# [The problem]
Your job is to restate each entry word for word.
── Extracted information ──
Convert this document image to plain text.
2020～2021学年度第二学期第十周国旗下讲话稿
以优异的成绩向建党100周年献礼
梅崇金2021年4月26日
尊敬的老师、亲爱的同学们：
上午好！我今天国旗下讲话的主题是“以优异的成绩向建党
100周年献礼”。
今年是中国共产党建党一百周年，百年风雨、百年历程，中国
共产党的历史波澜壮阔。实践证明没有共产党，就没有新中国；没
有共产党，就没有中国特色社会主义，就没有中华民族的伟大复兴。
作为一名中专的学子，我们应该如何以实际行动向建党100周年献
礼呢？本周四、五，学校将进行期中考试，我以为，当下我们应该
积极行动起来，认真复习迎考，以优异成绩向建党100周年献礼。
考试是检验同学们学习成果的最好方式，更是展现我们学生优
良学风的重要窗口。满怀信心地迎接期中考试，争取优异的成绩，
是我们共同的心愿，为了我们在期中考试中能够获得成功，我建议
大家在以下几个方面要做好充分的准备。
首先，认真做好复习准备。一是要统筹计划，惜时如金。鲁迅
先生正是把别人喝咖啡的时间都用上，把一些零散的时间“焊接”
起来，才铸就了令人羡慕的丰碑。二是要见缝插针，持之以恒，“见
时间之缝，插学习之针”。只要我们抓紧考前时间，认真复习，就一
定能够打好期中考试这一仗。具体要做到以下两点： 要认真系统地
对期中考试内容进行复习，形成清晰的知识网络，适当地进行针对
───
# [Solution to this task]
Convert this document image to plain text.
2020～2021学年度第二学期第十周国旗下讲话稿
以优异的成绩向建党100周年献礼
梅崇金2021年4月26日
尊敬的老师、亲爱的同学们：
上午好！我今天国旗下讲话的主题是“以优异的成绩向建党
100周年献礼”。
今年是中国共产党建党一百周年，百年风雨、百年历程，中国
共产党的历史波澜壮阔。实践证明没有共产党，就没有新中国；没
有共产党，就没有中国特色社会主义，就没有中华民族的伟大复兴。
作为一名中专的学子，我们应该如何以实际行动向建党100周年献
礼呢？本周四、五，学校将进行期中考试，我以为，当下我们应该
积极行动起来，认真复习迎考，以优异成绩向建党100周年献礼。
考试是检验同学们学习成果的最好方式，更是展现我们学生优
良学风的重要窗口。满怀信心地迎接期中考试，争取优异的成绩，
是我们共同的心愿，为了我们在期中考试中能够获得成功，我建议
大家在以下几个方面要做好充分的准备。
首先，认真做好复习准备。一是要统筹计划，惜时如金。鲁迅
先生正是把别人喝咖啡的时间都用上，把一些零散的时间“焊接”
起来，才铸就了令人羡慕的丰碑。二是要见缝插针，持之以恒，“见
时间之缝，插学习之针”。只要我们抓紧考前时间，认真复习，就一
定能够打好期中考试这一仗。具体要做到以下两点： 要认真系统地
对期中考试内容进行复习，形成清晰的知识网络，适当地进行针对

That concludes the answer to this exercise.